**Exercise task**
Count how many lines hold the word "affect" and give that number as the whole answer.

--- --- ---

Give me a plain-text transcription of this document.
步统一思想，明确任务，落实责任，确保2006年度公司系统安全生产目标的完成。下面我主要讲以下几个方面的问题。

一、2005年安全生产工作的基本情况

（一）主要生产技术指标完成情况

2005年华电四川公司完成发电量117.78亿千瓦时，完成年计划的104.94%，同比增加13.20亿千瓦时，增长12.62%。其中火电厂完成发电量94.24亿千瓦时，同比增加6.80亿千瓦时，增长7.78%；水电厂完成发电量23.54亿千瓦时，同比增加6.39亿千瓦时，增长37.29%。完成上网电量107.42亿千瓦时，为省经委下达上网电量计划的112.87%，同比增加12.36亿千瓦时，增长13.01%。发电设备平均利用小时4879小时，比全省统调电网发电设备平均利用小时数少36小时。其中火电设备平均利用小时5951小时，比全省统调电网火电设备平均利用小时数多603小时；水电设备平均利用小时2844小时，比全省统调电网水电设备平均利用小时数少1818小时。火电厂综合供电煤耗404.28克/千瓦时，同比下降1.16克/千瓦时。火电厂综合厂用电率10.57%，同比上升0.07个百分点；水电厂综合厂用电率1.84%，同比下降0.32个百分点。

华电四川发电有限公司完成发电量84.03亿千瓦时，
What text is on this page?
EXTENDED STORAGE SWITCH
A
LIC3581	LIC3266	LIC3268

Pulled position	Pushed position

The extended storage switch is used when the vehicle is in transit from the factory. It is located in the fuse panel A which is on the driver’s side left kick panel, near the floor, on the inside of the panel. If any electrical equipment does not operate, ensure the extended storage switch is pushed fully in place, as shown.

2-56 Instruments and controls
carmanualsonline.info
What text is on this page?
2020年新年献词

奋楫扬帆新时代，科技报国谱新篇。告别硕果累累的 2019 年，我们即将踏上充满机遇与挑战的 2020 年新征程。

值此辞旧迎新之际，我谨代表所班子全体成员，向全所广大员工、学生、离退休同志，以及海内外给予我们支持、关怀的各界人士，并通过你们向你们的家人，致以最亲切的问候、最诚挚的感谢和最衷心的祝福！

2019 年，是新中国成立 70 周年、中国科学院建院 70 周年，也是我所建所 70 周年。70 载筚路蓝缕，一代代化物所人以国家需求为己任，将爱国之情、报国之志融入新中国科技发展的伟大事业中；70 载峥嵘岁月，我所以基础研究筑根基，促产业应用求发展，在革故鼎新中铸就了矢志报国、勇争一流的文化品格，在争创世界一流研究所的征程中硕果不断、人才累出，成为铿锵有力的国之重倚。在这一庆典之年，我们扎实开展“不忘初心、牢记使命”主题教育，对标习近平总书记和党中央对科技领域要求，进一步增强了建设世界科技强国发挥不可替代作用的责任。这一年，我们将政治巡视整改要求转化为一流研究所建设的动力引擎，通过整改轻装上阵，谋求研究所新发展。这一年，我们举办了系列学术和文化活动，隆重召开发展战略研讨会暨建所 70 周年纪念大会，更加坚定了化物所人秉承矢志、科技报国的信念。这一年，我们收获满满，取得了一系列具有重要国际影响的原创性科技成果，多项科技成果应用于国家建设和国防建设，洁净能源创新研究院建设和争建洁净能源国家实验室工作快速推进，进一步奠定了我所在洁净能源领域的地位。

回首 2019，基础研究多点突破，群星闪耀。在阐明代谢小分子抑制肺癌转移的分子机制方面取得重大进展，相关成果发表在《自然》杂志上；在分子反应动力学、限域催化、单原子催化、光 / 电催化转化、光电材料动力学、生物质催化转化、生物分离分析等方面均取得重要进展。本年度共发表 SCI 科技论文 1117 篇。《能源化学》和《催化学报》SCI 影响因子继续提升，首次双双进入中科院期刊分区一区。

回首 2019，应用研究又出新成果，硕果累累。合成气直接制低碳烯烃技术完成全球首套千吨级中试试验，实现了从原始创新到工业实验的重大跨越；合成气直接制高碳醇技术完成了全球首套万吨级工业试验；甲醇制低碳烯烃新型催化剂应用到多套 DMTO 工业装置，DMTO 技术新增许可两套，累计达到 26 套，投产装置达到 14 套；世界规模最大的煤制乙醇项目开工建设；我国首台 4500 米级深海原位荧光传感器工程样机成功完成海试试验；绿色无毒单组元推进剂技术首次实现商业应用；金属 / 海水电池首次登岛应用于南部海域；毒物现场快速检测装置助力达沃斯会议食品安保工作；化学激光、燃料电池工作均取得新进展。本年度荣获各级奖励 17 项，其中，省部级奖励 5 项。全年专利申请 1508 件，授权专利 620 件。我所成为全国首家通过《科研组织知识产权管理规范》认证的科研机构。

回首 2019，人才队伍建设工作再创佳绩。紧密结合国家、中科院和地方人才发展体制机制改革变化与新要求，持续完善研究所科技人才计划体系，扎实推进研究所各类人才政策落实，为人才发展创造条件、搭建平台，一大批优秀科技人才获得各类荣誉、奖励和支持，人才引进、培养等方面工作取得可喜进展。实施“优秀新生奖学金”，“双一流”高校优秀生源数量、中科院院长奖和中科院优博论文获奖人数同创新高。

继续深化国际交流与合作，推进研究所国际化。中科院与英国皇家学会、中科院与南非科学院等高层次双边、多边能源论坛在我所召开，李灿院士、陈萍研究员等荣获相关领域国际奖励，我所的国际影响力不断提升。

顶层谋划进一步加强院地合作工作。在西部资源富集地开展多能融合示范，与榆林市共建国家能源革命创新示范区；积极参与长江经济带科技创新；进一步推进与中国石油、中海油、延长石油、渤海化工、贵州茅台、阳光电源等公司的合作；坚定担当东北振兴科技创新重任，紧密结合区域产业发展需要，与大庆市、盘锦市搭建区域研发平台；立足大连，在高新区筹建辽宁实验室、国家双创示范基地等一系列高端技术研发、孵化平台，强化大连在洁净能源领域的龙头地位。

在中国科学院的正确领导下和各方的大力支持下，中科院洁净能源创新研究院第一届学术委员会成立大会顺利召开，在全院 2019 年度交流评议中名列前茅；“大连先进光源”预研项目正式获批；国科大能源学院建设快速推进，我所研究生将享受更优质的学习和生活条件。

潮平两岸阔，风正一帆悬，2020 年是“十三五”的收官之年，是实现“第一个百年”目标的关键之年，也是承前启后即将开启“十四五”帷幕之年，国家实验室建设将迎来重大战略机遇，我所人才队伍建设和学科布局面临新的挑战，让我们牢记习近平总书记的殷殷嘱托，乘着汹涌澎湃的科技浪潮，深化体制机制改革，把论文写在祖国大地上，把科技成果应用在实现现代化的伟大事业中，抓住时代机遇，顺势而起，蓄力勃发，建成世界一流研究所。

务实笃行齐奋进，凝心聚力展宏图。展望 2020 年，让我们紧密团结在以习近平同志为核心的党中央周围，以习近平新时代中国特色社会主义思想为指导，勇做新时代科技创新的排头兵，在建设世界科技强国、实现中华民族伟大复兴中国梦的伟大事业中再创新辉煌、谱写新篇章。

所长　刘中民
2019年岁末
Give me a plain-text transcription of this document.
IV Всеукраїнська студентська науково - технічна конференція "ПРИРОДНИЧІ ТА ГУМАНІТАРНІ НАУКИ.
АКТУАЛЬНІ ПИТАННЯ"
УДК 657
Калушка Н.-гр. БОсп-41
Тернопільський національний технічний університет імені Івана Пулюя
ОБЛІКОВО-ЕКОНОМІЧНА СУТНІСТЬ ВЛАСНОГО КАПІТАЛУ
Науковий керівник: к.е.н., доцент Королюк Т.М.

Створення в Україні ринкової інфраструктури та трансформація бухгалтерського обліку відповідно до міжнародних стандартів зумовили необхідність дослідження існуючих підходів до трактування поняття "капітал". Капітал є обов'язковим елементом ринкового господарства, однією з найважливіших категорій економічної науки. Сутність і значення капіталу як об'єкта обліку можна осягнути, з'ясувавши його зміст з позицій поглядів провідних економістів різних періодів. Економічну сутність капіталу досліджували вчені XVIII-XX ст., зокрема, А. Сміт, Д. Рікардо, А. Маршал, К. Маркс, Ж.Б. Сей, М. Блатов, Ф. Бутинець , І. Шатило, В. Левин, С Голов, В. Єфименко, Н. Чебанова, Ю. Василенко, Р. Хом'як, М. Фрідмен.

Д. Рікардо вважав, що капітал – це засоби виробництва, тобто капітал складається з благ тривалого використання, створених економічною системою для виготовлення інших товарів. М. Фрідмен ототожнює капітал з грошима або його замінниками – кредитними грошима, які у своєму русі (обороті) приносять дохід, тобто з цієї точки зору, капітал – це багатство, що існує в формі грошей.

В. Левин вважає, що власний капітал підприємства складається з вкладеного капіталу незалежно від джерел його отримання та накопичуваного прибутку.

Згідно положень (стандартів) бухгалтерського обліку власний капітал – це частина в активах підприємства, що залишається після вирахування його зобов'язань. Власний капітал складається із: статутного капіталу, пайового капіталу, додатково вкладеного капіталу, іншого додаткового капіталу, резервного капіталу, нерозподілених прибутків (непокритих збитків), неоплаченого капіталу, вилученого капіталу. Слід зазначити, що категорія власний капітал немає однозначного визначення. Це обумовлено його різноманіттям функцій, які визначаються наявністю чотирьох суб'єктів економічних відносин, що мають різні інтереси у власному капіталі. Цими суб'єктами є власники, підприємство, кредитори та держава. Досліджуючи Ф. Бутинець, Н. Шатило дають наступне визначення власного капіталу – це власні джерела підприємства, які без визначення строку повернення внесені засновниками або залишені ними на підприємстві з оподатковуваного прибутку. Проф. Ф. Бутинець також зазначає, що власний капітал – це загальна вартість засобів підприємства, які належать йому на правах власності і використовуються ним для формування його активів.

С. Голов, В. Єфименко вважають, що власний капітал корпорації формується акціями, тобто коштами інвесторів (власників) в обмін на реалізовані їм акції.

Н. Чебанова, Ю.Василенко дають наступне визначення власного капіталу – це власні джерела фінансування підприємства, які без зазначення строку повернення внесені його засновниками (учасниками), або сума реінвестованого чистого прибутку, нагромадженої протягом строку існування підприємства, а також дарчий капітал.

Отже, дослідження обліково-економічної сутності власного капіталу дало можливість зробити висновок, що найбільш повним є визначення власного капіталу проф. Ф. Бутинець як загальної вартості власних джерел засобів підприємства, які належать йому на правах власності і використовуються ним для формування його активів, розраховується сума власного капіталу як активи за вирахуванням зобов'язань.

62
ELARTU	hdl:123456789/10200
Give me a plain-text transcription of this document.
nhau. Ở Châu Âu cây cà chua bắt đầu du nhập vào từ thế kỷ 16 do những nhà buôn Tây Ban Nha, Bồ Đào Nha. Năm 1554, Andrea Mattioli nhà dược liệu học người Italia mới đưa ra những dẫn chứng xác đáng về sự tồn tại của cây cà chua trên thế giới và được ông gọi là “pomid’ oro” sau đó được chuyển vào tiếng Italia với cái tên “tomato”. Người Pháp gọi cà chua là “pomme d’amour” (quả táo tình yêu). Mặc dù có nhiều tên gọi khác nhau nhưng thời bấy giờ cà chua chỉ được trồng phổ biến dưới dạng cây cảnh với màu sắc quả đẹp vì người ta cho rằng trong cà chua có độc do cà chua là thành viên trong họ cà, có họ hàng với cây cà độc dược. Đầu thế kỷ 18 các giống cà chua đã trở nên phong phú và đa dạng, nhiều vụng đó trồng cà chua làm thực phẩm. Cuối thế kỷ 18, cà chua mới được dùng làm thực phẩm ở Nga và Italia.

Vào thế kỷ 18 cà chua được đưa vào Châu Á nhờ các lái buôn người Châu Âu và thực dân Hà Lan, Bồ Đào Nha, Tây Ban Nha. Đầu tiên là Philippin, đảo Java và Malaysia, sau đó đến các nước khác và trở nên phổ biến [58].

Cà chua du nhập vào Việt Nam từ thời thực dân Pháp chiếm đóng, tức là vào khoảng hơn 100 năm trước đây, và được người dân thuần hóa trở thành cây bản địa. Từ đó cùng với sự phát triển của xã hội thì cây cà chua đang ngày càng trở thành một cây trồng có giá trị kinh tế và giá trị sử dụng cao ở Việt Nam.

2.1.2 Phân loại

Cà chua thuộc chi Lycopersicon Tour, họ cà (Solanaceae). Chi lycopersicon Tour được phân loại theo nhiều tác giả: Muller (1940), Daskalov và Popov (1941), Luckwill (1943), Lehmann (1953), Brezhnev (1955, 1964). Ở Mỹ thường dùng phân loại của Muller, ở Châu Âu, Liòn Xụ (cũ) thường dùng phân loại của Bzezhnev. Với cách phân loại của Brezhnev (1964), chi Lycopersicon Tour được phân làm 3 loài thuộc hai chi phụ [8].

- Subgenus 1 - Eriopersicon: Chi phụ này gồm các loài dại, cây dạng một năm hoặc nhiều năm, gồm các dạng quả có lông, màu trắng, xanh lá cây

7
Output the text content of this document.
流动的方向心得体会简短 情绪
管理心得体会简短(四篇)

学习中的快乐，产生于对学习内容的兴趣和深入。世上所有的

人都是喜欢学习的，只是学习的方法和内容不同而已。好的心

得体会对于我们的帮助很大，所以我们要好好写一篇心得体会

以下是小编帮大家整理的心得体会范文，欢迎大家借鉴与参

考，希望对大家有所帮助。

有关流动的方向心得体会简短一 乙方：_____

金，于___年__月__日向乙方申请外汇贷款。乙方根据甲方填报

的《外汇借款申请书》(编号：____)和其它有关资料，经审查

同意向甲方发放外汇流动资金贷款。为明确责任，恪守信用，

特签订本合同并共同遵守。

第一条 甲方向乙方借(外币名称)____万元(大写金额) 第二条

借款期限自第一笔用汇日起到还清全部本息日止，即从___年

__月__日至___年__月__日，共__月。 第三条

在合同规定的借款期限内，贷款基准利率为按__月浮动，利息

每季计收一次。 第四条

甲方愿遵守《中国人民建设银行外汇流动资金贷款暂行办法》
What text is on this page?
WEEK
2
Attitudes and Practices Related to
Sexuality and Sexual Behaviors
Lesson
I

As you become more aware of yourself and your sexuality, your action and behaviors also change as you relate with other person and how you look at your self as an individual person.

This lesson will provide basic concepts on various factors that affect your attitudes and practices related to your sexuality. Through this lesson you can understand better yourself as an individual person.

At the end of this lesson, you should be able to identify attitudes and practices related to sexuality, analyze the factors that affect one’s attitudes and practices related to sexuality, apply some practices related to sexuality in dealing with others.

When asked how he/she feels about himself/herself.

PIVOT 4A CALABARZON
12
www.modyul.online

--- --- ---

**Complete output**
2